PROVIDED TEXT |
--- START ---

BitDepthFeatured

What’s your landline plan?

3 Mins read
  • TSTT's copper conclusion is likely to be delayed
  • Covid-19 has made the September cut-off for wired connections impossible.
  • When the switch comes, users should consider whether they actually need a wired connection

Above: Copper line legacy. Photo by Mark Lyndersay.

BitDepth#1319 for September 13, 2021.

In a note to customers in May, Pernel Roberts, TSTT’s GM for Traditional Services, encouraged customers to sign up for the company’s replacement for its fixed line phone service, WTTX 5G, offering a bonanza month of free service and free local calls to other TSTT customers.

In that letter, Roberts warned of the sunset of the copper wire lines on September 30.

In responses to questions on the matter in July, CEO Lisa Agard noted that the company had migrated 70,000 residential/single-line business customers from the copper network but doubted that the completion date for the project, October 2021, was attainable under covid19 pandemic restrictions.

--- END ---

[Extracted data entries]
--- START ---

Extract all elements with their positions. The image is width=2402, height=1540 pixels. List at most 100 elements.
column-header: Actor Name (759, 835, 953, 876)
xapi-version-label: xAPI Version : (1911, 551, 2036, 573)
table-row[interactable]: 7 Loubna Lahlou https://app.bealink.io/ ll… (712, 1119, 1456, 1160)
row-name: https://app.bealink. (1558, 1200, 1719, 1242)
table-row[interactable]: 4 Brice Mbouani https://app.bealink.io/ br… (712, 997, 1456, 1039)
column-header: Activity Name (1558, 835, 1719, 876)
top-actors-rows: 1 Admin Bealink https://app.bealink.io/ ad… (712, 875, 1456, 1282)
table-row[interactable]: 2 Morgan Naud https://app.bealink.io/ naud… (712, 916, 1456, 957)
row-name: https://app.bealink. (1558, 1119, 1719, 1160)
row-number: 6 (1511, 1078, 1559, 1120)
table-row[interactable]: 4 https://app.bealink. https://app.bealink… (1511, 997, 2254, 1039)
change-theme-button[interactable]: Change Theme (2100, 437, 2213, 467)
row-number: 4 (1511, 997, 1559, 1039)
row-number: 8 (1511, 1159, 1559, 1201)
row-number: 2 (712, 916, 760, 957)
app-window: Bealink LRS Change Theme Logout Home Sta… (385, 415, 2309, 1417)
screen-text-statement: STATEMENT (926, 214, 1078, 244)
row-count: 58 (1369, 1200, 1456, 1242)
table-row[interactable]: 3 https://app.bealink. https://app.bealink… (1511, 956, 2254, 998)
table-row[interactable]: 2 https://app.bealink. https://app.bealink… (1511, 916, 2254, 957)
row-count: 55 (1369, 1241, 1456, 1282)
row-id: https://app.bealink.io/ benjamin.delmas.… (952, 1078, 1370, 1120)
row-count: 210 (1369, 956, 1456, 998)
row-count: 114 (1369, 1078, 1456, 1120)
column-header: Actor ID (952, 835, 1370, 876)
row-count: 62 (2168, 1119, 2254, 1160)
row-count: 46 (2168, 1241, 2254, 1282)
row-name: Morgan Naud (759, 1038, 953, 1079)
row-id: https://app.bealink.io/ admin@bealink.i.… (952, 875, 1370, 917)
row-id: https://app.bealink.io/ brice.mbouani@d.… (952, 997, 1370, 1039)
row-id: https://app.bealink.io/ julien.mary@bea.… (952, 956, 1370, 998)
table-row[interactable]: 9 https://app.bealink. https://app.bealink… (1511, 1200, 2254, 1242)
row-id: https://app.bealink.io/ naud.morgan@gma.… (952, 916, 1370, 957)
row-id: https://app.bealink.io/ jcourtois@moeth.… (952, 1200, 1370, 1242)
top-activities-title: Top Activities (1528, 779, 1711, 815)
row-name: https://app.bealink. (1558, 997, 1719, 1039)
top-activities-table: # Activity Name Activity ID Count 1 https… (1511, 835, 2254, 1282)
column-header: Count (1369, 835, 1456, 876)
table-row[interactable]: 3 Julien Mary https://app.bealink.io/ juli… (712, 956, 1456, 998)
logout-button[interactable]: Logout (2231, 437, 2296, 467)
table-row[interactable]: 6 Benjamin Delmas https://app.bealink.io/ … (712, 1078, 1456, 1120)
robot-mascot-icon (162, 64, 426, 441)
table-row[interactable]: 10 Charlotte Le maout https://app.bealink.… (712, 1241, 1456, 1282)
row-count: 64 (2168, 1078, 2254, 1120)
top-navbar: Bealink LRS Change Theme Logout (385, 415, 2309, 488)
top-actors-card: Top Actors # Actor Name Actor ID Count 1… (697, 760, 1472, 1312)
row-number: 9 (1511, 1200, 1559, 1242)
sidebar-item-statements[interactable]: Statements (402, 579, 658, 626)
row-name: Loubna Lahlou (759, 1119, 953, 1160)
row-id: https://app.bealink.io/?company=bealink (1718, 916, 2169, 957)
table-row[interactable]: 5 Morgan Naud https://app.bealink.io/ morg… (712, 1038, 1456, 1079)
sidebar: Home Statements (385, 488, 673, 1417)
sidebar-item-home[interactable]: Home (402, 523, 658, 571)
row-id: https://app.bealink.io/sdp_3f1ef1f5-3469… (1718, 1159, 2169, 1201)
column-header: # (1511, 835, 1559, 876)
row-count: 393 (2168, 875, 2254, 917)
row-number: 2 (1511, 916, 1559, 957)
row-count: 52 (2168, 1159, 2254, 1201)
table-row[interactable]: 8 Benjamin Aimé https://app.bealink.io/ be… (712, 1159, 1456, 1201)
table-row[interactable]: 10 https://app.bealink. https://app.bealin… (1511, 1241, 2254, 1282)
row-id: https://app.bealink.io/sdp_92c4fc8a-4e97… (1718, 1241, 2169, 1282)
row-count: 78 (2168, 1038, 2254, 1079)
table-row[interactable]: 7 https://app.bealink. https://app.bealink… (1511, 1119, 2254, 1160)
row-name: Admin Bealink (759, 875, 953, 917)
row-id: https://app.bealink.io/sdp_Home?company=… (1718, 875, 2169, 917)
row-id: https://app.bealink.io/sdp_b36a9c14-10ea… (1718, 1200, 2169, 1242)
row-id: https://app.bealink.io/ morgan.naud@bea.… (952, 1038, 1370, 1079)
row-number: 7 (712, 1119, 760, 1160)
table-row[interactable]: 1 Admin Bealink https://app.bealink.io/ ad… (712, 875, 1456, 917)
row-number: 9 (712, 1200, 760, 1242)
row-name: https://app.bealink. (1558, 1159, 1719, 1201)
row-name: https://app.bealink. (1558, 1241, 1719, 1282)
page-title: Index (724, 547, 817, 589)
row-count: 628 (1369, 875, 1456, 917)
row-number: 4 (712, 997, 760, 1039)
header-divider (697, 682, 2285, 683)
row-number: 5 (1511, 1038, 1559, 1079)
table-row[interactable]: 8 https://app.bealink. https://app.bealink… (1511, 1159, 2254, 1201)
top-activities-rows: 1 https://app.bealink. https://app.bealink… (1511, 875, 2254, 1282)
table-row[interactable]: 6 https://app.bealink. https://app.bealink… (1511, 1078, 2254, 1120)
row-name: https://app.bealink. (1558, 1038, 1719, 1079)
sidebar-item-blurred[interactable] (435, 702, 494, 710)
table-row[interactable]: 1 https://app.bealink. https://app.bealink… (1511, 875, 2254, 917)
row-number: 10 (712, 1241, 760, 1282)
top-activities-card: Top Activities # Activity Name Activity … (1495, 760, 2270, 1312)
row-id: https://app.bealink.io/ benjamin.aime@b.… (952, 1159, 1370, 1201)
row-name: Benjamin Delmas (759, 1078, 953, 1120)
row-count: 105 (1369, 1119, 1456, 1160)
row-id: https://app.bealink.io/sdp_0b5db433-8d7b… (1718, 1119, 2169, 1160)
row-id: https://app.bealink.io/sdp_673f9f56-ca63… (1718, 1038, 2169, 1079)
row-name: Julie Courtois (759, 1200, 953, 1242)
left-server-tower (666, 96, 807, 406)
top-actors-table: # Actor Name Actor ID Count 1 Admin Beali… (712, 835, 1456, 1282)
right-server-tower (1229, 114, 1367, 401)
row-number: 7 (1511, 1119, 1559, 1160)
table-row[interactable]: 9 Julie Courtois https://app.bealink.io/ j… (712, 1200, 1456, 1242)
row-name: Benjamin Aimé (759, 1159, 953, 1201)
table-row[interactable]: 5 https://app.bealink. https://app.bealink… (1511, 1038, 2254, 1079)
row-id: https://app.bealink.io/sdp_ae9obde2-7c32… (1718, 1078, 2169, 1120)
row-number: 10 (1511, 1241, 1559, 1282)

--- END ---

TASKS TO PERFORM |
1: In the article on TSTT's landline phase-out, how many residential and single-line business customers had the company migrated from the copper network by July?
2: Extend the article on TSTT's landline phase-out, picking up after its final sentence.

ANSWERS PER TASK |
1: 70,000

2:
“We are acutely aware that the copper network continues to age, switching equipment is unsupported by suppliers, and our customers on the copper network require more broadband services,” Agard explained in that interview.

“In light of this, we remain steadfast in our resolve to complete the project.”
The company remained committed to that statement, it said last week.

Given the length of time it’s taken the company to switch even 70,000 of its landline customers – a fraction of those listed in its notoriously bulky phone book – copper-connected users may have a longer runway before they must make a final decision.

But the reality is that TSTT’s old network is aging badly. It’s populated with copper cables that are vulnerable to theft and supported by network infrastructure that’s increasingly obsolete or expensive to replace or repair.

Every landline phone owner should be making a plan for communications continuity beyond the copper wire era.

TSTT isn’t the only option for a cabled connection for phone calls. Both Flow and Digicel offer services that run over Voice over IP (VoIP) protocols that will allow you to plug in your existing telephone and continue to receive and make calls.

These switch boxes, present everywhere in the country, are the hardline interconnections of copper wires that are going away soon. Photo by Mark Lyndersay.

If you already have one of these services, it’s an add-on to your existing billing that isn’t particularly expensive. Flow charges $14.50 to add it to an existing Internet service and charges $99 for a 600 minute plan. Digicel’s $99 plan delivers 500 minutes.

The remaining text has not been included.